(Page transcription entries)
= = = = = = =

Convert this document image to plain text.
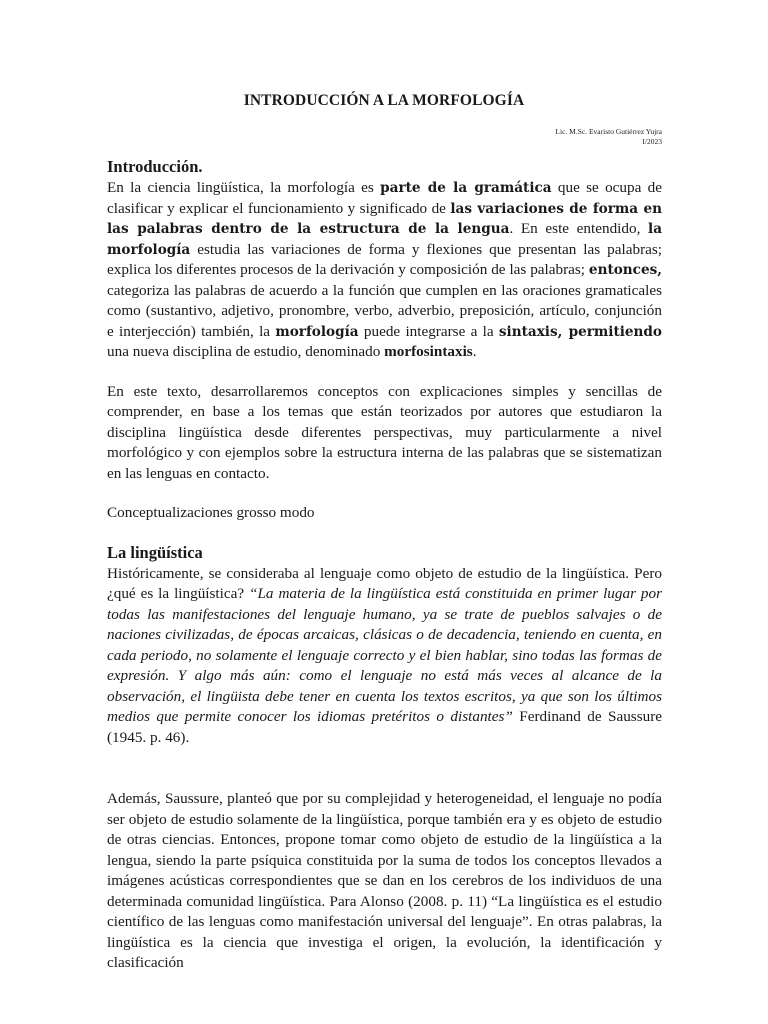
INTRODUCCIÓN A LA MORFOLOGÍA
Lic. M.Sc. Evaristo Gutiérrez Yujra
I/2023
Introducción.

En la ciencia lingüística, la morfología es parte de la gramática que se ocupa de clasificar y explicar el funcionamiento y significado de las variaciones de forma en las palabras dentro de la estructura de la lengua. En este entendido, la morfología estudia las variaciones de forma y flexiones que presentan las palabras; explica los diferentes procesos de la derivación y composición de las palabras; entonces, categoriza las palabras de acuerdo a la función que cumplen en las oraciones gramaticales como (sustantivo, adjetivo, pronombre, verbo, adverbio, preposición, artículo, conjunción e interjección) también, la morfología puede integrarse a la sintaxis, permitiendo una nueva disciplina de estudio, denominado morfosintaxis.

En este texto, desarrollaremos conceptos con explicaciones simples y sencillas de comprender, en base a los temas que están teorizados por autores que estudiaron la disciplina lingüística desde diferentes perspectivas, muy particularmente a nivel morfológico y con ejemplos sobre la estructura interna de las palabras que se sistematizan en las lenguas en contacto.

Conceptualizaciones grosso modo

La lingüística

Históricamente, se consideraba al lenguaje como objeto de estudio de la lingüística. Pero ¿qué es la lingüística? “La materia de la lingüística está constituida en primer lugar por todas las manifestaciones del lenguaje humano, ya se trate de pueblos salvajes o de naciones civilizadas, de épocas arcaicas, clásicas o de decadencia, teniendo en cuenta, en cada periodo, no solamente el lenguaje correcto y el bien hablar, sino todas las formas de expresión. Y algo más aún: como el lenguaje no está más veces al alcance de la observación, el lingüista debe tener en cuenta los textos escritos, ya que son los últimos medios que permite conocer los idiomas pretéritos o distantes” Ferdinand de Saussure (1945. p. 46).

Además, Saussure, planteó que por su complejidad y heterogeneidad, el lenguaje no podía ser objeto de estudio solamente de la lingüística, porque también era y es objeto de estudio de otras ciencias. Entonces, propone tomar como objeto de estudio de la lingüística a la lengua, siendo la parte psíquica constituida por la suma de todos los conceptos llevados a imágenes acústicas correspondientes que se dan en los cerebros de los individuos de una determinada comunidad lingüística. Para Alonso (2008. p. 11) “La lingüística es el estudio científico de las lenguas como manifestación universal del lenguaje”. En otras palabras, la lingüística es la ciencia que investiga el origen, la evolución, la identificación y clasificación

= = = = = = =

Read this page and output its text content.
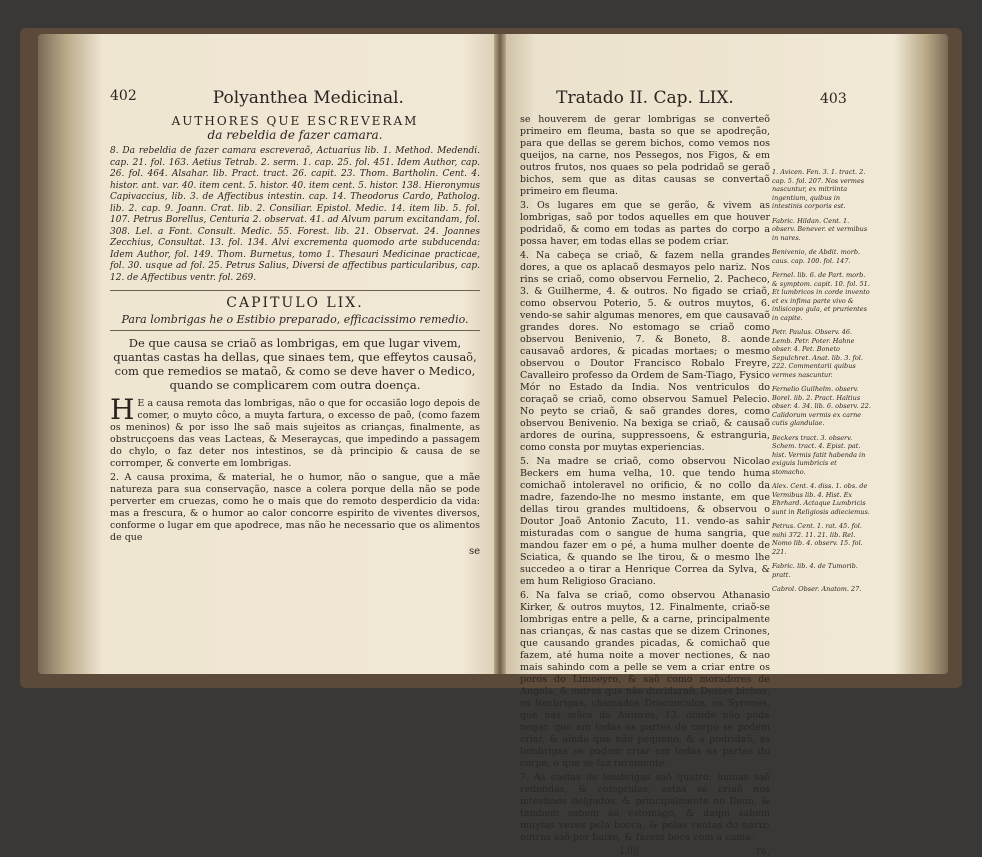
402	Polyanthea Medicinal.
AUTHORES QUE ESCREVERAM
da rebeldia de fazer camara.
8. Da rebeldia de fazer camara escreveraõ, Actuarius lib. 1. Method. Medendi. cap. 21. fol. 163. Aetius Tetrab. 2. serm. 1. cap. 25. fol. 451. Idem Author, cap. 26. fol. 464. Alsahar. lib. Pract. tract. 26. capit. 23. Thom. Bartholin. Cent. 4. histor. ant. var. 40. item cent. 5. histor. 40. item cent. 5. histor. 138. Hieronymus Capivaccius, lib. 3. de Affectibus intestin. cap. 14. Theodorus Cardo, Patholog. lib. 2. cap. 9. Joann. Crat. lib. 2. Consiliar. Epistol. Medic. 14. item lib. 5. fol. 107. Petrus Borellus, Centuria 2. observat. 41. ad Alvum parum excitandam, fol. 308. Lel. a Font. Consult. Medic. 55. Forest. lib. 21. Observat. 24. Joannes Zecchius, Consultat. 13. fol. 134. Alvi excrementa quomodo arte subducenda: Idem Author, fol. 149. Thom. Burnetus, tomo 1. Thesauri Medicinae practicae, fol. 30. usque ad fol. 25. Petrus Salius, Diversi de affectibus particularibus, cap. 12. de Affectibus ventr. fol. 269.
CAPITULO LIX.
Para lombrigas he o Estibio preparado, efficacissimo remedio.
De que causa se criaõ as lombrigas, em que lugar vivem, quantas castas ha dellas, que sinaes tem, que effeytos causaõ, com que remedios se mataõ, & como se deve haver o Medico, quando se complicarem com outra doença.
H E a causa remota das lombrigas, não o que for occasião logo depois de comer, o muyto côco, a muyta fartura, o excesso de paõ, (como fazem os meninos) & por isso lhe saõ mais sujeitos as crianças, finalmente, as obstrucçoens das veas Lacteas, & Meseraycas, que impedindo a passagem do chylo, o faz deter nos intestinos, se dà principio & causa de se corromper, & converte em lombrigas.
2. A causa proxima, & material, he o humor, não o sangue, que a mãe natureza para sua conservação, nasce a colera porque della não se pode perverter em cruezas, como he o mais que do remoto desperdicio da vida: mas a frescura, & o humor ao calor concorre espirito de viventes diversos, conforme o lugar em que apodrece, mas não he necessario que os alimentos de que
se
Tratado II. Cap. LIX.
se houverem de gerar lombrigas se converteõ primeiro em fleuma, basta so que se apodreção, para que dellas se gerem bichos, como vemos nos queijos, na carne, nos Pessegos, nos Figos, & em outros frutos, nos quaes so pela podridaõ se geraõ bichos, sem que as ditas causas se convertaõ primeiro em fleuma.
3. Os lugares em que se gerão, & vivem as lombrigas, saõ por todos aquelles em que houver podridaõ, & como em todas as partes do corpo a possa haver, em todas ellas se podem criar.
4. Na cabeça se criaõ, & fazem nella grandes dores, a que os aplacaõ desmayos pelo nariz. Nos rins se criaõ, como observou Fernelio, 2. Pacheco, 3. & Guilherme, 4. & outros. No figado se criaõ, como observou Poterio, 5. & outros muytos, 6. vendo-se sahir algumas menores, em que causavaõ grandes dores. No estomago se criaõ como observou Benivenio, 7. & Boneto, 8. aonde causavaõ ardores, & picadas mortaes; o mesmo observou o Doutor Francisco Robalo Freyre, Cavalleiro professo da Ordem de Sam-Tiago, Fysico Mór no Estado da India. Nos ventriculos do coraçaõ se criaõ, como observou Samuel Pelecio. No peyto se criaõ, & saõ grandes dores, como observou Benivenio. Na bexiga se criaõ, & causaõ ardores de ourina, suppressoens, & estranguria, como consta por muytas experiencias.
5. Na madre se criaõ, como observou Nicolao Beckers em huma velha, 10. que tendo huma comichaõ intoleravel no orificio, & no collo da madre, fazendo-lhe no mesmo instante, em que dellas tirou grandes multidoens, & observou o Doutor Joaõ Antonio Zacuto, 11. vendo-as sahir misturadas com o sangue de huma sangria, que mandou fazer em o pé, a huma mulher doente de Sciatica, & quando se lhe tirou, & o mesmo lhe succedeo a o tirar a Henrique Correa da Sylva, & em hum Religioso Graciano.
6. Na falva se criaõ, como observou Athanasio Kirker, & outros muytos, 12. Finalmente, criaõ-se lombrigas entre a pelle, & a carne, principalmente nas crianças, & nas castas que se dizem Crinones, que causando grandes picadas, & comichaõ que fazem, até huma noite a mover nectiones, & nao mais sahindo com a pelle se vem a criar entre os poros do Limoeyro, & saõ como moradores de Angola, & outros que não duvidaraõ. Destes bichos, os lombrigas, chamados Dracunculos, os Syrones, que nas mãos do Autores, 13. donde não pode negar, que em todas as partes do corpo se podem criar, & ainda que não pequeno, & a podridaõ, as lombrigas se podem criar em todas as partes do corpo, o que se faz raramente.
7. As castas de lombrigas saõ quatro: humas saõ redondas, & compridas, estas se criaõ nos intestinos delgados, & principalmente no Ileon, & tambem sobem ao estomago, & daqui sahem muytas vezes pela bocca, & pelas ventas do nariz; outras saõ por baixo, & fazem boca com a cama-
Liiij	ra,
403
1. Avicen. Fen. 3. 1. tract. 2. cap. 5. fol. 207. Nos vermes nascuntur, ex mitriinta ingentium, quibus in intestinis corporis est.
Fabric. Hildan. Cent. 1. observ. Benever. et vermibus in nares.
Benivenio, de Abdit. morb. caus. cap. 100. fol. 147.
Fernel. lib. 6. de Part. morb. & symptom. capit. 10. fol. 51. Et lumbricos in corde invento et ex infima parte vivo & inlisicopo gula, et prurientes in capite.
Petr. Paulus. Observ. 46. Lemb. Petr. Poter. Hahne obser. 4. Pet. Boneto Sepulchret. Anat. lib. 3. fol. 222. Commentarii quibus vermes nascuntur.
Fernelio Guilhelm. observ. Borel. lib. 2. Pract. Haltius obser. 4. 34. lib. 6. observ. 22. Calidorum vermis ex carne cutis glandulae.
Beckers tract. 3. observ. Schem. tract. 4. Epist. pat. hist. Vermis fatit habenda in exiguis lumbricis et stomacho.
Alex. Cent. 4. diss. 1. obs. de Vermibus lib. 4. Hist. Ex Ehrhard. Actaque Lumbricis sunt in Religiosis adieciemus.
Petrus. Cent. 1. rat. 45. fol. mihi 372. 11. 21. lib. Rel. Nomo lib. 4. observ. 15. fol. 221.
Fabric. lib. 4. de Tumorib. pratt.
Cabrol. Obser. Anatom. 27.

= = = = = = =

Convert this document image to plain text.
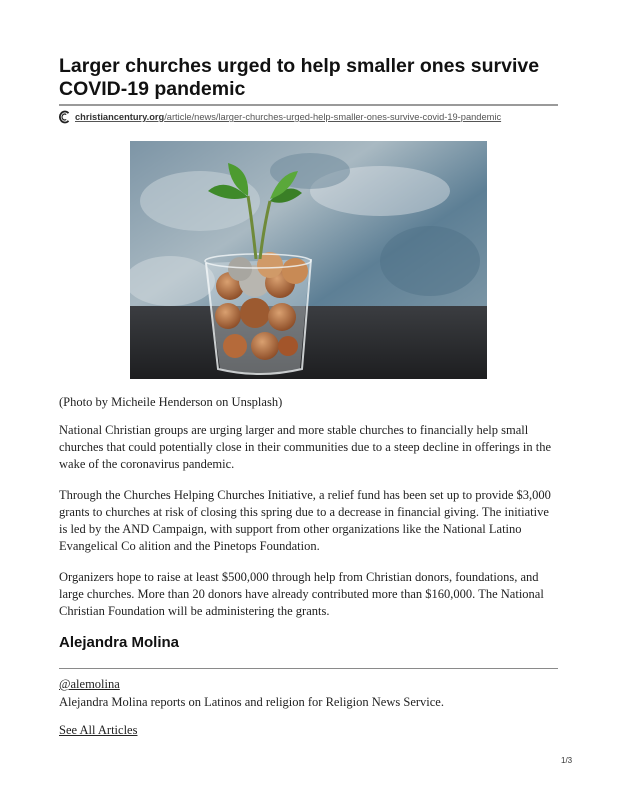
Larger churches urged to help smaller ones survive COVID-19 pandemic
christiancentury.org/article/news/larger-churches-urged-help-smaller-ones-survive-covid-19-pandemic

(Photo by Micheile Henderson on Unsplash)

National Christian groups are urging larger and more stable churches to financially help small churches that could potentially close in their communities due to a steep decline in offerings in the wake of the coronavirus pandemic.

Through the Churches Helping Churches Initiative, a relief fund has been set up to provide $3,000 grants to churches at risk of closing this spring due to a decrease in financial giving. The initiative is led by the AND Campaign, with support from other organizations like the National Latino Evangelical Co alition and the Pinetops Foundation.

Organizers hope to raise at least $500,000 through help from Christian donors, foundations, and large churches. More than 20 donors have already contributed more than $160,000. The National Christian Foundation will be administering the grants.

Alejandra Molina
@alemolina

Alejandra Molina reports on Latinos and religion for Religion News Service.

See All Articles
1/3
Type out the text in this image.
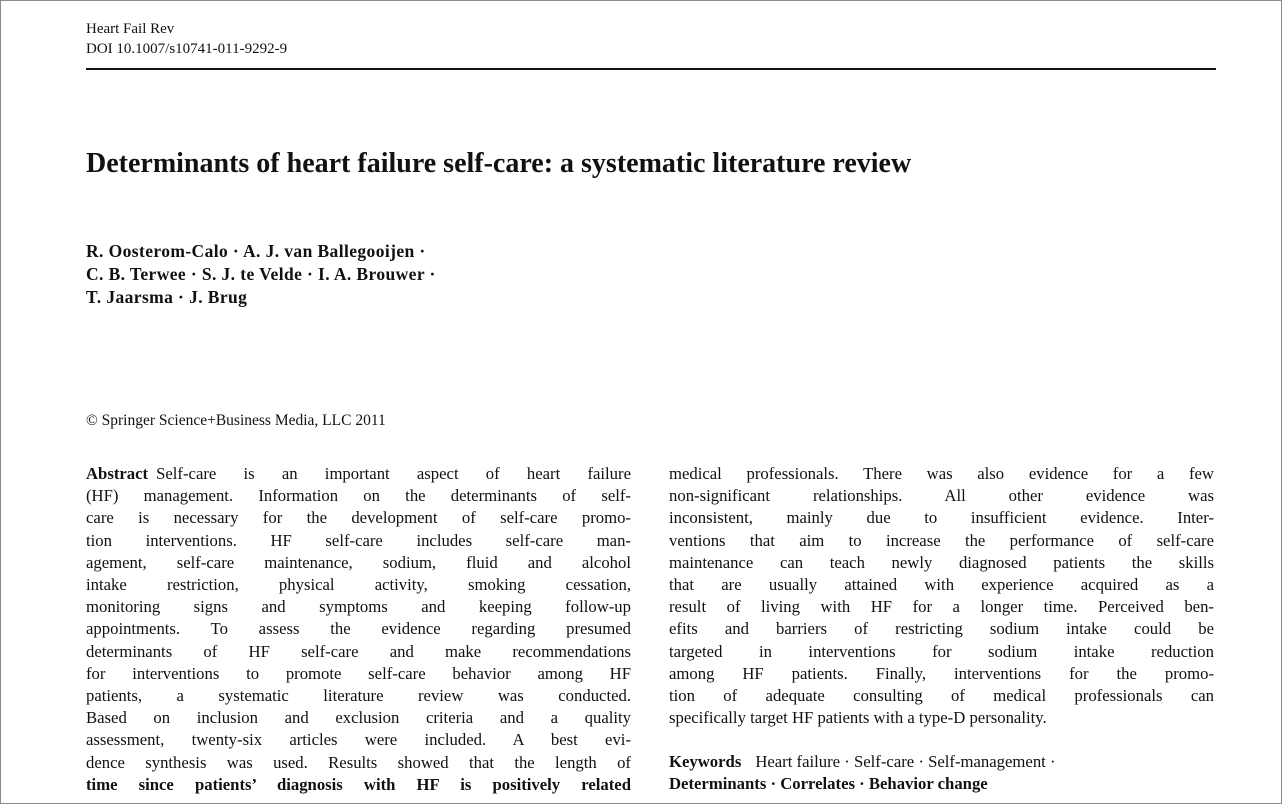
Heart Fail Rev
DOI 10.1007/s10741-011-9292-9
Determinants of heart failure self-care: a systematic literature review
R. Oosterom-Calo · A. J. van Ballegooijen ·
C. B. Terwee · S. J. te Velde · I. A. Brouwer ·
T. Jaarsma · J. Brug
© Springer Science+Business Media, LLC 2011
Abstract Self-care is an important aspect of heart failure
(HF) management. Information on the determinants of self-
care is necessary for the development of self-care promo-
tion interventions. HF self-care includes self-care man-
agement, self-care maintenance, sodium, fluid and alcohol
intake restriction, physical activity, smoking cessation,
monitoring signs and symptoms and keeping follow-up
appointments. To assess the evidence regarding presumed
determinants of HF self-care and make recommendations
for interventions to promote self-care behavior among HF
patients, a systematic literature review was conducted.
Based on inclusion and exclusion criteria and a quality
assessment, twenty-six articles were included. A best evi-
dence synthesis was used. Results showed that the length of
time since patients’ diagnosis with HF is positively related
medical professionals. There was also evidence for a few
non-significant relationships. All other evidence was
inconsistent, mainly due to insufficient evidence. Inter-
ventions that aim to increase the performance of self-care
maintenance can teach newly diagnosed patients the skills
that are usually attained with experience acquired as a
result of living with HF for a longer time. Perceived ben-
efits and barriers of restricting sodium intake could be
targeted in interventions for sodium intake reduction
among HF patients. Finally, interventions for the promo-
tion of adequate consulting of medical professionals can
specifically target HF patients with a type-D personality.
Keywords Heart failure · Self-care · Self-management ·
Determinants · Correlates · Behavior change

= = = = = = =

Report every line in the data above in which the word "Foundation" appears.

Through the Churches Helping Churches Initiative, a relief fund has been set up to provide $3,000 grants to churches at risk of closing this spring due to a decrease in financial giving. The initiative is led by the AND Campaign, with support from other organizations like the National Latino Evangelical Co alition and the Pinetops Foundation.
Organizers hope to raise at least $500,000 through help from Christian donors, foundations, and large churches. More than 20 donors have already contributed more than $160,000. The National Christian Foundation will be administering the grants.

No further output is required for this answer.